5.Use all safety measures you can. Review the surgical procedure, check your implants, and check that help is available in the operating room (OR) in the form of trained assistants and staff. It is essential that you use a surgical safety checklist in your OR as described by the World Health Organisation.
6. Followed standardised protocols in your OR and in your post operate areas.
7. When a complication occurs, man up to it. Don’t run away from it.
8. Tell the patient what happened in a detached and impersonal but concerned tone, explaining the course of action next.
9. Explain to the relatives and also take a written statement that you have explained the same to them and further course of action
10. Include the event in your weekly Mortality and morbidity meets and do a basic root cause analysis. All stakeholders, anaesthetist, staff and doctors must be part of the RCA process.
11. In the event of sentinel or never events like deaths or transfusion reactions, it is essential that there be no blame games. A root cause analysis is the best way to find the reasons and the technical factors leading to the event and set in place remedial measures. It helps no-one to blame each other. Sacking a staff nurse will, in no way stop another event from occurring. But an analysis and steps change working patters will definitely help.
12. Set in place a transparent and guilt free reporting system, this will permit all staff, including nursing staff and ward attenders to report without fear of retribution. A reporting system is the heart of patient safety measures in any health providers system.
13. Have a culture of safety and quality built into your network. This happens only with behavioural and cultural changes at all levels of the healthcare system. Safety and quality and a monitoring system are the baseline for a successful and high quality healthcare delivery system. Weekly monitoring of events, audits, and the reporting system must be set in place. Our healthcare systems need to move away from traditional models and functioning to more modern systems based on concepts of quality and safety.
14. NO BLAME GAMES. It is time we learnt that complications occur and that shifting the blame is not the best way to tackle them. We must learn maturity and transparency and accountability without blame and fear of disciplinary action.
Roger Martin in ‘the Opposable Mind” says how stance, tools and experiences form our personal knowledge domains. Of these, experiences are our most important companions. The use of the tools of our trade with the wealth of our experience we can shape and define how we view our work in an integrative manner. Let us be holistic and integrative in our approach to complications, not narrow minded and selfish and defensive. Let us inculcate this in our trainees and students, and integrate safety culture into our healthcare systems in a dedicated manner for the welfare of our patients.
I believe The Journal of Orthopaedic Complication is a welcome initiative where we would share experiences and problems over a dedicated peer reviewed and multimedia platform. We welcome case studies and original articles, we also will run dedicated symposia curated by experts in their field so that an in-depth look is taken at certain burning issues in orthopaedics. Over the next few years we intend to nurture this publication to make its own place amongst the best in its field.. With this issue, we begin our journey into the dark and mysterious and often misunderstood world of orthopaedic complications. On this journey we need company, and who else is better than a good colleague and a friend, who will give solace and comfort and the best advice on the way. The team of Journal of Orthopaedic complications welcomes you to this unique venture. Lets begin……..

Dr Murali Poduval
Journal of Orthopaedic Complications

How to Cite this article: Poduval M. Complications-Our Best teachers. Journal of  Orthopaedic Complications Jan-April 2016; 1(1):3-5.

**Excerpts from a dataset**
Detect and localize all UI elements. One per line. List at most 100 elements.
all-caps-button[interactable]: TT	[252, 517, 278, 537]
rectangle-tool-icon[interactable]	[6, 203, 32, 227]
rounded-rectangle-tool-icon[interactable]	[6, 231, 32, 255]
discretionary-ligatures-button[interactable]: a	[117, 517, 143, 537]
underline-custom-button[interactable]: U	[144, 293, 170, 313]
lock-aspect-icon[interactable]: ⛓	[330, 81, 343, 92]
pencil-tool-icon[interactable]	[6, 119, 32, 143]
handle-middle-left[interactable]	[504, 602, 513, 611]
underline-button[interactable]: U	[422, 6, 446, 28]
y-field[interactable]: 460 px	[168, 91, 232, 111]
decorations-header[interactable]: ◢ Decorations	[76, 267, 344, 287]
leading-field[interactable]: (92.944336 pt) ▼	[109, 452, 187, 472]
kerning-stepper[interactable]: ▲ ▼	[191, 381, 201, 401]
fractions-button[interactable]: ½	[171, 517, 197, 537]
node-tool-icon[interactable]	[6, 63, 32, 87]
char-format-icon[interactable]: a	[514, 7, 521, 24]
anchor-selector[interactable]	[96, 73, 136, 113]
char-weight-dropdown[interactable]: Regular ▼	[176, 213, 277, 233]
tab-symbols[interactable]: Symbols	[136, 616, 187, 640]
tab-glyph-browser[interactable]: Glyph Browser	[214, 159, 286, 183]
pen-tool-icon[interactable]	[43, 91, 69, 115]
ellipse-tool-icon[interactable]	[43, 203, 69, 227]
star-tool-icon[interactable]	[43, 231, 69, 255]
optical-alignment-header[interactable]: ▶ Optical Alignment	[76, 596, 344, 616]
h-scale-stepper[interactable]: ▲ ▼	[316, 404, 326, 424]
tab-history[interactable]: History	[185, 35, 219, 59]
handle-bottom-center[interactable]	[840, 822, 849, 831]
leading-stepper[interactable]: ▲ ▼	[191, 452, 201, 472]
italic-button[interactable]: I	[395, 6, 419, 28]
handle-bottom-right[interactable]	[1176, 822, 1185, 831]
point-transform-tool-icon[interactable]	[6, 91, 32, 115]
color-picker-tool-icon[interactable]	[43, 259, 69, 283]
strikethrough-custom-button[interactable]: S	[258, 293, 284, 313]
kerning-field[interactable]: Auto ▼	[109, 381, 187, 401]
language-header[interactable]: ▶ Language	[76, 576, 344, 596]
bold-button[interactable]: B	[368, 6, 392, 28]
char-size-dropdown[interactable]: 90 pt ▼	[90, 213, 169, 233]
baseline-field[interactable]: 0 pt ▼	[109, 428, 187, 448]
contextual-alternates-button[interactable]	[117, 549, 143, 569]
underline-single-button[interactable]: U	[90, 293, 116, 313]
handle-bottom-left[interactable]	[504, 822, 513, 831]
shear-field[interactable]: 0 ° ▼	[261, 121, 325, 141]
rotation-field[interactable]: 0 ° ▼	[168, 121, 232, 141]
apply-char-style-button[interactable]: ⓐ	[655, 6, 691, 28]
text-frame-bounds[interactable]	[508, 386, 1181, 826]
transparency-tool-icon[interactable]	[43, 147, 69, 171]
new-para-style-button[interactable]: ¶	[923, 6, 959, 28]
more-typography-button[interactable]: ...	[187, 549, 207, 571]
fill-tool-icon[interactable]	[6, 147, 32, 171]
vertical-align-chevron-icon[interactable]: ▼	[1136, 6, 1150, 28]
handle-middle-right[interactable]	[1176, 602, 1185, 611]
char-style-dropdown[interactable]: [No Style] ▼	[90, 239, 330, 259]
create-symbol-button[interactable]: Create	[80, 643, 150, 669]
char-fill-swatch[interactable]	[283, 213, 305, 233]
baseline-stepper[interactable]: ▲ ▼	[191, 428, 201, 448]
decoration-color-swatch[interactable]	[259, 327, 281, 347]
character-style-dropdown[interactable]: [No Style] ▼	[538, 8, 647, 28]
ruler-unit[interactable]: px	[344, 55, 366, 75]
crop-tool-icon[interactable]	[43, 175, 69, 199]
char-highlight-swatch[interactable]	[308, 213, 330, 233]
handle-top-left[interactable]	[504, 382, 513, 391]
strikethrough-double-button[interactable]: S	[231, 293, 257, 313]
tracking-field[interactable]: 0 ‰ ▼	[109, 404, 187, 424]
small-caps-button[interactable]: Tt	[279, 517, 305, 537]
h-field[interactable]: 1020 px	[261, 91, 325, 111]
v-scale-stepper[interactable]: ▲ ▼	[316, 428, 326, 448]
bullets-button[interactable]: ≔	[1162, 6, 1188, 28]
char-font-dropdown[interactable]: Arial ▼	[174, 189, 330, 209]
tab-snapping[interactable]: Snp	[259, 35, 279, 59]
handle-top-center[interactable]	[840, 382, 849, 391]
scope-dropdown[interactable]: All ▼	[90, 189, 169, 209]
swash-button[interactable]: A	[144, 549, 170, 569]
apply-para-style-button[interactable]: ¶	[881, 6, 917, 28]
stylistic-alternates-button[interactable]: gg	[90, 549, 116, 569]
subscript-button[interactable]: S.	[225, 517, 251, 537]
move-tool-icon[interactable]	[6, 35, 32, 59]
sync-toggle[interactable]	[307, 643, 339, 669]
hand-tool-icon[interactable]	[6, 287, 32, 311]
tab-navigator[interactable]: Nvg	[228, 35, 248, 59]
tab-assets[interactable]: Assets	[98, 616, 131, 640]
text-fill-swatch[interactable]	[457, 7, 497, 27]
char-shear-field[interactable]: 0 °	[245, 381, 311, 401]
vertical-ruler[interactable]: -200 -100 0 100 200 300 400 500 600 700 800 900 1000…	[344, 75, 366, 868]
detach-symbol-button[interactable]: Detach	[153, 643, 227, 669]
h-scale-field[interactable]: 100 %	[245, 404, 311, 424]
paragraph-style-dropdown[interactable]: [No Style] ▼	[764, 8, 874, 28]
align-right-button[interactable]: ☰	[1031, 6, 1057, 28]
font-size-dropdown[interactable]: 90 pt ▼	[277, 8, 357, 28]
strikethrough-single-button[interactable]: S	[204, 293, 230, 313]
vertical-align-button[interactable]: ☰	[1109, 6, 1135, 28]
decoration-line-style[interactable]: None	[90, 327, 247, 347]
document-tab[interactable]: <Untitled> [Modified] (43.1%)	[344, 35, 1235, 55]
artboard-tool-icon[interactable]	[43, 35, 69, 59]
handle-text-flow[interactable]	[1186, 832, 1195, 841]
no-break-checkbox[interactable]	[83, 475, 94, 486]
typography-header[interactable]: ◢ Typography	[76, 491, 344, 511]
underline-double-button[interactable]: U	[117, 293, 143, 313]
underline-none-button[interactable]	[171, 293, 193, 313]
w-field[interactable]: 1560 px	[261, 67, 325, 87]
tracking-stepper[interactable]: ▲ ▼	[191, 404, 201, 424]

**WHAT YOU ARE ASKED TO DO**
In the piece on handling surgical complications, repeat everything from "14. NO BLAME" down to "of our patients.".

**WRITTEN ANSWER**
14. NO BLAME GAMES. It is time we learnt that complications occur and that shifting the blame is not the best way to tackle them. We must learn maturity and transparency and accountability without blame and fear of disciplinary action.
Roger Martin in ‘the Opposable Mind” says how stance, tools and experiences form our personal knowledge domains. Of these, experiences are our most important companions. The use of the tools of our trade with the wealth of our experience we can shape and define how we view our work in an integrative manner. Let us be holistic and integrative in our approach to complications, not narrow minded and selfish and defensive. Let us inculcate this in our trainees and students, and integrate safety culture into our healthcare systems in a dedicated manner for the welfare of our patients.